Each line containing the word "name" must be reported.
--- EXTRACTED RECORDS ---
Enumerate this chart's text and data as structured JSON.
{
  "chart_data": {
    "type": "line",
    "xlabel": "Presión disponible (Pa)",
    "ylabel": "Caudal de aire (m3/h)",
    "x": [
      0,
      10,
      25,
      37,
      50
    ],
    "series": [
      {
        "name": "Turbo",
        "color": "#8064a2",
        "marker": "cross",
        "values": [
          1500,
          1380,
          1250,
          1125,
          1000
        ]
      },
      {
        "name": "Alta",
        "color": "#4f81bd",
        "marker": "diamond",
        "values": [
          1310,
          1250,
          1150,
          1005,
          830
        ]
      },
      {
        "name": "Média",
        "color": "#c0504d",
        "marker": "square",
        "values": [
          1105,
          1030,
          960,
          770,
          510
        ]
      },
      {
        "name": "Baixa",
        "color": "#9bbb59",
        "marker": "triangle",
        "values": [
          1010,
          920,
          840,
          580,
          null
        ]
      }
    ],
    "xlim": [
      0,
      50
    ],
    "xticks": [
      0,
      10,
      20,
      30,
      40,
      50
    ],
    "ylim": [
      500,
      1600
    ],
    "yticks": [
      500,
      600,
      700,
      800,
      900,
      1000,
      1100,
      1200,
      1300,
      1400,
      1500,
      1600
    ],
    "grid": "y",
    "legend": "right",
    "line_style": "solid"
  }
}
---
--- EXTRACTED RECORDS ---
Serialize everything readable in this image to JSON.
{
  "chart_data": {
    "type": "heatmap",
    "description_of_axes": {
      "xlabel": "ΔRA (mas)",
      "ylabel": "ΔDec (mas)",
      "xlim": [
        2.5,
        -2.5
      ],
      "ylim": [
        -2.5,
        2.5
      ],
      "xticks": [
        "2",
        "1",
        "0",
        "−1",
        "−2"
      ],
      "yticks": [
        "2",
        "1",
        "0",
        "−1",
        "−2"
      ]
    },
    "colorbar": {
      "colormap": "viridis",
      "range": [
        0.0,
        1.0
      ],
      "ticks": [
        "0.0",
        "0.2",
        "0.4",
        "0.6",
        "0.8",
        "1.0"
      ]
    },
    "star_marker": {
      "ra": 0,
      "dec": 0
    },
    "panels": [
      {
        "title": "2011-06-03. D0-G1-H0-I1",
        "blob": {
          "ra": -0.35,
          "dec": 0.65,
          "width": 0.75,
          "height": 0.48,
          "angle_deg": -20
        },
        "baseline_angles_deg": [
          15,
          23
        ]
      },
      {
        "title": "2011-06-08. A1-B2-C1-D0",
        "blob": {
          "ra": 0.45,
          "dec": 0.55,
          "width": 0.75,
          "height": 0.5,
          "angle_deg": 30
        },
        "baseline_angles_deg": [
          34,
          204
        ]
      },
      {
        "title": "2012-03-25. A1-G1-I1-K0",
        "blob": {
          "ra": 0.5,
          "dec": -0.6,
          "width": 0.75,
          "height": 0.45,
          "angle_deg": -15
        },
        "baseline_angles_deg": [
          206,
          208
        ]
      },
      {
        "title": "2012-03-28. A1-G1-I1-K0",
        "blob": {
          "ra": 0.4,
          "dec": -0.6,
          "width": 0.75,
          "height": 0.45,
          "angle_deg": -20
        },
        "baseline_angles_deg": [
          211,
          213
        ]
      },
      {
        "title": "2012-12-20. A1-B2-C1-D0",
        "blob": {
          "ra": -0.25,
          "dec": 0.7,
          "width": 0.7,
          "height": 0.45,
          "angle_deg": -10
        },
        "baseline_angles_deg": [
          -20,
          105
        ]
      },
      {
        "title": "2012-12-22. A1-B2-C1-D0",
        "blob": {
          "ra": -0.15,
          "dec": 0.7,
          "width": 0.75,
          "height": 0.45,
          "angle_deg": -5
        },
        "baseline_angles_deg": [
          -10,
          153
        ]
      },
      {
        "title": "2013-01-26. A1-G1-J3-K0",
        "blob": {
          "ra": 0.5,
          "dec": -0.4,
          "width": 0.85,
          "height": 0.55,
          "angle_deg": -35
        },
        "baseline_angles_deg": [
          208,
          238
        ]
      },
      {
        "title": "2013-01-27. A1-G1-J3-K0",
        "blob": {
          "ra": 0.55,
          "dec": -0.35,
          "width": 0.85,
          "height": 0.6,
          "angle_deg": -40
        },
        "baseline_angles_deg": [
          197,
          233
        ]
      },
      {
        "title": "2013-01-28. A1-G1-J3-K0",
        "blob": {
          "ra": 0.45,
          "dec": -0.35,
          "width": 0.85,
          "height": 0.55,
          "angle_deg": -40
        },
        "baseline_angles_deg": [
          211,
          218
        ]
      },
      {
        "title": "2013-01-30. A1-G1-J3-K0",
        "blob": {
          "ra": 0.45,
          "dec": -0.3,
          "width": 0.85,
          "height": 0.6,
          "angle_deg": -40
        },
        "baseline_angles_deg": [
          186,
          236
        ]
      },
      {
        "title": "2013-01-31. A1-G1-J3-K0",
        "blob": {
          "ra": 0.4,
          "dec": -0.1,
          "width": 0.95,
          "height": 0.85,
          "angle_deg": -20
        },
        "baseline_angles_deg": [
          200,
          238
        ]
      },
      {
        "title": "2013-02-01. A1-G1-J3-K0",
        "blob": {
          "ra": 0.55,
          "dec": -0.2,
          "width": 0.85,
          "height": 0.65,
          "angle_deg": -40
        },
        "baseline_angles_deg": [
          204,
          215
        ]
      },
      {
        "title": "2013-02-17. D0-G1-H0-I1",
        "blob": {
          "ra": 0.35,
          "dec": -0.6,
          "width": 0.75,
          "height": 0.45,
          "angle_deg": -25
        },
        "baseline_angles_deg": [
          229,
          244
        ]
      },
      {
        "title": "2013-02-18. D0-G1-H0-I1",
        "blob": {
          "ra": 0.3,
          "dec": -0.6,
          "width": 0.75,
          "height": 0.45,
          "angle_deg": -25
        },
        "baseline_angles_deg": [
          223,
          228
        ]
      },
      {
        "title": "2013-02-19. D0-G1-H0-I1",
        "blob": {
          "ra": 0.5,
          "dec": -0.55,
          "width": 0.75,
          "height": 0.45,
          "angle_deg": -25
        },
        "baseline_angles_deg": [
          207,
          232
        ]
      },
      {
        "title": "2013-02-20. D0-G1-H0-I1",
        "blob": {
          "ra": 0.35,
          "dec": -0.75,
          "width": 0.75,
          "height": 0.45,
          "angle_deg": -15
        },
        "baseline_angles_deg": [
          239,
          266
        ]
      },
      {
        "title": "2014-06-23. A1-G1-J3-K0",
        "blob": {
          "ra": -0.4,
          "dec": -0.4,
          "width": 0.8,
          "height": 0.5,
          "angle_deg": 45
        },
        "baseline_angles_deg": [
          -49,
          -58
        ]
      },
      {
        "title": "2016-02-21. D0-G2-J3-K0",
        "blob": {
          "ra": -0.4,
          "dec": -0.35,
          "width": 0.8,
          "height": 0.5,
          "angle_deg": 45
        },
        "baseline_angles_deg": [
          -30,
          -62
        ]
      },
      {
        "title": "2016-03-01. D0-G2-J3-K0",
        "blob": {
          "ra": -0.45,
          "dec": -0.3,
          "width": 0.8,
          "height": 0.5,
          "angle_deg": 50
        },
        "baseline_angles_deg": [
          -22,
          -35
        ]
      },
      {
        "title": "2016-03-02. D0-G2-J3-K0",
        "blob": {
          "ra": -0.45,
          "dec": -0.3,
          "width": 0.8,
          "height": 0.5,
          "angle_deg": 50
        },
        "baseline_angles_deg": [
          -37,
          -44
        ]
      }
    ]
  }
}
---
• [RESPONSE TO THE TASK]
        "name": "Turbo",
        "name": "Alta",
        "name": "Média",
        "name": "Baixa",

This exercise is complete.